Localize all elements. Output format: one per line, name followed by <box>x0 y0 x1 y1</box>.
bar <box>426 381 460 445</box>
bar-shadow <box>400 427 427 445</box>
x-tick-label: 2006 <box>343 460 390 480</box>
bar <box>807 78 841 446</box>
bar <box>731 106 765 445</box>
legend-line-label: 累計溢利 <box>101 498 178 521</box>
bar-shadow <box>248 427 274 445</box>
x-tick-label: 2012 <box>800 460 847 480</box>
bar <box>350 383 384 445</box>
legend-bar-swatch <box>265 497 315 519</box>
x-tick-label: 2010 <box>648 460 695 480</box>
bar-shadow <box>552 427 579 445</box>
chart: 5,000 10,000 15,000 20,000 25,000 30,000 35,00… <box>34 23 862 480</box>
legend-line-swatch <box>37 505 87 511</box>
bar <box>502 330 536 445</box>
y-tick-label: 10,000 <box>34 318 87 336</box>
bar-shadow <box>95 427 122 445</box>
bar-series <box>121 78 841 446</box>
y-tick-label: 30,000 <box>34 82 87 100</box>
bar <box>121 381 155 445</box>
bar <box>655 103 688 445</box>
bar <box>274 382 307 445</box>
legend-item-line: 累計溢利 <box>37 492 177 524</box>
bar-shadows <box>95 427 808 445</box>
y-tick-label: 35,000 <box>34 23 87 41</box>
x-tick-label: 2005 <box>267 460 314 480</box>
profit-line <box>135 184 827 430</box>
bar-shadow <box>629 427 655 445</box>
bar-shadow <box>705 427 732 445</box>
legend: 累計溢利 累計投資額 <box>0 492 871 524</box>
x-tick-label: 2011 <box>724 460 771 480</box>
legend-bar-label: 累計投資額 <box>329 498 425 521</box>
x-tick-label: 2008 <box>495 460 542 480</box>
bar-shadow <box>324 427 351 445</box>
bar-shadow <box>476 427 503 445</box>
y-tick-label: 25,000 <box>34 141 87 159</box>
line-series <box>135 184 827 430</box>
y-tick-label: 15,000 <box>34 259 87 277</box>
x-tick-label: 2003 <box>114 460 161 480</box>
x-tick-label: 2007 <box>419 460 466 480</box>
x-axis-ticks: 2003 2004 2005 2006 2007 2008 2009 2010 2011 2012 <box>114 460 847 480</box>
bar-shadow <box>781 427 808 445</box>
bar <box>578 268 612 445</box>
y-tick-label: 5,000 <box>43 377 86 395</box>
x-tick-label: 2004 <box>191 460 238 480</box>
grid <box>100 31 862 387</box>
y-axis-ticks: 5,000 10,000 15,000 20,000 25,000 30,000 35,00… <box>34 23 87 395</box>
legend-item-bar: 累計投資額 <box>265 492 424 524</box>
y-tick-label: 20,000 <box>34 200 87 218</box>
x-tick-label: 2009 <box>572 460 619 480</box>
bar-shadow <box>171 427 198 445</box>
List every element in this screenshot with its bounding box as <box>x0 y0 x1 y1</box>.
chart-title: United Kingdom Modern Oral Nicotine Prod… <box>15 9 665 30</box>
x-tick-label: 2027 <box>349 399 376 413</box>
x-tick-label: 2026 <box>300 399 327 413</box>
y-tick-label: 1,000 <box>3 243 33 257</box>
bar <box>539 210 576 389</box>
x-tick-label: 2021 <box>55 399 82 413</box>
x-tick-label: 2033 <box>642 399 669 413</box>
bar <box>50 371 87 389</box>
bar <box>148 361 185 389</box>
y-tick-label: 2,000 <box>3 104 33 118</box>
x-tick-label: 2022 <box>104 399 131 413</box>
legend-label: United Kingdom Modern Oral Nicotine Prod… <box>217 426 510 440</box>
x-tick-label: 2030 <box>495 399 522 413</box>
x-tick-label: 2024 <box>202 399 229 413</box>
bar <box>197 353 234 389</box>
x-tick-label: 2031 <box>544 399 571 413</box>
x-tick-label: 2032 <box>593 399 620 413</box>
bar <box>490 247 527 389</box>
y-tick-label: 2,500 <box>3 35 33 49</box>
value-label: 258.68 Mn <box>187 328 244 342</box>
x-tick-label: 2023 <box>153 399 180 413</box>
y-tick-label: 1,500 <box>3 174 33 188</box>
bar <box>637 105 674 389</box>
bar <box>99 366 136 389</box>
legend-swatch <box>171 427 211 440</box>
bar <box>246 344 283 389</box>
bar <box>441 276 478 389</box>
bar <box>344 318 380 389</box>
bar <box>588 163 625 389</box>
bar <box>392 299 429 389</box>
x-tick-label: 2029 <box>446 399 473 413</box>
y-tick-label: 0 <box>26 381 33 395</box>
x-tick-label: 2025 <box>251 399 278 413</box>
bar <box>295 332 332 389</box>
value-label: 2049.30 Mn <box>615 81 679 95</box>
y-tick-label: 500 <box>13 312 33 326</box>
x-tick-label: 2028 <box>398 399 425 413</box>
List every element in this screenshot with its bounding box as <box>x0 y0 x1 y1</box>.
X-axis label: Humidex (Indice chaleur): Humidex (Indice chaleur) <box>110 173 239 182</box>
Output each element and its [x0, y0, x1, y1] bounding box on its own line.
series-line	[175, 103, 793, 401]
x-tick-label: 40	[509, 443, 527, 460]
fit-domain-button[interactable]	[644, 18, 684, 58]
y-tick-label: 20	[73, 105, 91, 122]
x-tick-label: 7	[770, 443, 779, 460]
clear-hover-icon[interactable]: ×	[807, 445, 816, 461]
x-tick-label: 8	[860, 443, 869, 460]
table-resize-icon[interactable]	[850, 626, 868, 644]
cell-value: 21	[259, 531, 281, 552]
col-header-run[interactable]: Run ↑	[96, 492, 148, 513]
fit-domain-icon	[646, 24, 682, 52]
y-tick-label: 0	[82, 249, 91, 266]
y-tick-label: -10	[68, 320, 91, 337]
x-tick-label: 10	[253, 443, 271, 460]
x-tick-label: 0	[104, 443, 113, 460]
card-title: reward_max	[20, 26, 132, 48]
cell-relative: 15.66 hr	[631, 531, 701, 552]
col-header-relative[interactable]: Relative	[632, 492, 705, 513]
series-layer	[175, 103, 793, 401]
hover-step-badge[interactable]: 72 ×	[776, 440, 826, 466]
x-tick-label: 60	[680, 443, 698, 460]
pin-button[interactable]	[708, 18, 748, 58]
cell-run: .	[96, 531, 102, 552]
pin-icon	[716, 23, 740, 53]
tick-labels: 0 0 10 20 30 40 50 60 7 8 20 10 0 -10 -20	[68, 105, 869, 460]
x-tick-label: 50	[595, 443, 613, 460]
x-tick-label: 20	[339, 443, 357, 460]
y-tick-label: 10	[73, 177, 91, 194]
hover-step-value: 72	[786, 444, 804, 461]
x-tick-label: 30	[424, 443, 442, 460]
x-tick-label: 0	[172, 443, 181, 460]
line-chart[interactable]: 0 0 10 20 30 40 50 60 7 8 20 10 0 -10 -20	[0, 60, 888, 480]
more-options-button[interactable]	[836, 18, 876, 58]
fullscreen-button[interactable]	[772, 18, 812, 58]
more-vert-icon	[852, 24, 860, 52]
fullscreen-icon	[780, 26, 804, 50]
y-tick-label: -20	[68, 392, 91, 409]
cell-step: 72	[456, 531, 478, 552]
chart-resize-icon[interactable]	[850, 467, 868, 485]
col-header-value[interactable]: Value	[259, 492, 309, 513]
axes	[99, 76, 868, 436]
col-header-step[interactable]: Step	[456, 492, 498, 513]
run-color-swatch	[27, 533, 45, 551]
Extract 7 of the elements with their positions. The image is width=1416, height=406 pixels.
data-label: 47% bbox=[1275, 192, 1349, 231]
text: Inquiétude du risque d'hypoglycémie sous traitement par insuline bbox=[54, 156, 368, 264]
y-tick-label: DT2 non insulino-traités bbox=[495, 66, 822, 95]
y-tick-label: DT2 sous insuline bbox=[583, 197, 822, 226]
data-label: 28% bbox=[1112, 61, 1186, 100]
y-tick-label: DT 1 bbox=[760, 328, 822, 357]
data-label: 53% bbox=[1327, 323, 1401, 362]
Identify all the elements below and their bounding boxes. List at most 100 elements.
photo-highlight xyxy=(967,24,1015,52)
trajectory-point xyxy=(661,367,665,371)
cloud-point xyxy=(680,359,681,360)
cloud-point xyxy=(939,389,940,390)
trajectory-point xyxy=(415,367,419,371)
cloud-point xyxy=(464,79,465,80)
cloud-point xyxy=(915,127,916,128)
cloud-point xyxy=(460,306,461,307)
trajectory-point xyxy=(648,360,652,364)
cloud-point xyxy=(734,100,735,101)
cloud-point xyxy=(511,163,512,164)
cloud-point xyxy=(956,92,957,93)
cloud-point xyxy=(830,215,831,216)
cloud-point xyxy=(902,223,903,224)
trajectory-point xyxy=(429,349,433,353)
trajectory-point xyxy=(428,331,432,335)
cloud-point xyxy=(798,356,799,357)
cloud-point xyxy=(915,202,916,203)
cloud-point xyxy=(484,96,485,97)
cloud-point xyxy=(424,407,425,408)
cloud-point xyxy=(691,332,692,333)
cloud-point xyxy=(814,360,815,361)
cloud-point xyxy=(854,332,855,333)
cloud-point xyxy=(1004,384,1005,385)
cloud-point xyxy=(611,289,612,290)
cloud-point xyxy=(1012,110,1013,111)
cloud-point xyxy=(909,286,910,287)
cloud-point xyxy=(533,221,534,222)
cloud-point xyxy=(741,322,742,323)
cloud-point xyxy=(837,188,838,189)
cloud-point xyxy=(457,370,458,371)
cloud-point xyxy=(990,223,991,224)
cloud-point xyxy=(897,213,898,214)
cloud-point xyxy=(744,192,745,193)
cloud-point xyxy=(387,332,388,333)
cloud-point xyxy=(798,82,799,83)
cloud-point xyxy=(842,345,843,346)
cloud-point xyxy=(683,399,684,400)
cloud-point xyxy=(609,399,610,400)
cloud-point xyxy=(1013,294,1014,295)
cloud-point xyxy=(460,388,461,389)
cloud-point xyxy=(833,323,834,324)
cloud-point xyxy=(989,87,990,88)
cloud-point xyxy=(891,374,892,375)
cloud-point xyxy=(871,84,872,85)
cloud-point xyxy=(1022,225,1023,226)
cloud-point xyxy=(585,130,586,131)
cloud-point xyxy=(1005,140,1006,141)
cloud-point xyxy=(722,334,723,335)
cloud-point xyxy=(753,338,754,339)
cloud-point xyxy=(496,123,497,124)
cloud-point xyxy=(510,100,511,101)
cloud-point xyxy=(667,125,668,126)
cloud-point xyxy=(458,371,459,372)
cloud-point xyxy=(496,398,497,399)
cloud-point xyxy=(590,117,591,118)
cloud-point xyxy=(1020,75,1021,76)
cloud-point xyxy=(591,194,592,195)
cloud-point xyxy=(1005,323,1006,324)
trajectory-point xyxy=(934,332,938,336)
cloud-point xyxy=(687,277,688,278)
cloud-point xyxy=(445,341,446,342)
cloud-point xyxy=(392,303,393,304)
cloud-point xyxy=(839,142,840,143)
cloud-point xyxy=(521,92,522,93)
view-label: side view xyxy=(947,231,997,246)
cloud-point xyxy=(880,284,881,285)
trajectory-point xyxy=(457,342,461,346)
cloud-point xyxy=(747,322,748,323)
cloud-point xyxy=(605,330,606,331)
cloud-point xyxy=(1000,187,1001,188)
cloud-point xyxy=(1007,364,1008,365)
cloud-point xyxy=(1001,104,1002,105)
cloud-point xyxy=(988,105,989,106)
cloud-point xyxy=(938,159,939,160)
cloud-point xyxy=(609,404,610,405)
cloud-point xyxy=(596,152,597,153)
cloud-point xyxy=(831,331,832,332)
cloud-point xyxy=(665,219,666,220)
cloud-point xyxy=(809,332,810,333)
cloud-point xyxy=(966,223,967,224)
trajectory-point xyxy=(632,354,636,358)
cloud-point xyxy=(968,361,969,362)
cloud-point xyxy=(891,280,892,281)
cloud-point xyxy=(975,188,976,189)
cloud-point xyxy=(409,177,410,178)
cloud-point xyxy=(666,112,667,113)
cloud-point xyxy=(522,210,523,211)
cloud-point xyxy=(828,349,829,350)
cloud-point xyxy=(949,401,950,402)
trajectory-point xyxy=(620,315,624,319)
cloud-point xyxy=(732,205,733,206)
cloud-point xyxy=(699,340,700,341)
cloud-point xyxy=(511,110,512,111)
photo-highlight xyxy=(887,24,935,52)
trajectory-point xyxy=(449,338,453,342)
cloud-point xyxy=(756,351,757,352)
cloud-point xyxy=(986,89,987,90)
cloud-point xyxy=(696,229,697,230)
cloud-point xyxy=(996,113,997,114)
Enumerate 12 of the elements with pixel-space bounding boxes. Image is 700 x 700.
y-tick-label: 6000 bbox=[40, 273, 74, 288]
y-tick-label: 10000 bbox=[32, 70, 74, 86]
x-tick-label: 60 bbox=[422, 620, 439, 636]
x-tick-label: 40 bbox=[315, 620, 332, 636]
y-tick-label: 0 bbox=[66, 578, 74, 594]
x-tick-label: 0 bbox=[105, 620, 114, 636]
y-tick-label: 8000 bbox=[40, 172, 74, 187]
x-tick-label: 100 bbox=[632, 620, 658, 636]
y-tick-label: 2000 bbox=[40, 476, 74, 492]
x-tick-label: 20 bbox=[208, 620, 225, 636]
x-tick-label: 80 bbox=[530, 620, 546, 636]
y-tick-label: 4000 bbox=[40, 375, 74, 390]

** Task requirements **
Format the entries above, from the first line through the line containing "bar <box>731 106 765 445</box>", as a numbered list, leaving out any blank lines.

** Result for this exercise **
1. Localize all elements. Output format: one per line, name followed by <box>x0 y0 x1 y1</box>.
2. bar <box>426 381 460 445</box>
3. bar-shadow <box>400 427 427 445</box>
4. x-tick-label: 2006 <box>343 460 390 480</box>
5. bar <box>807 78 841 446</box>
6. bar <box>731 106 765 445</box>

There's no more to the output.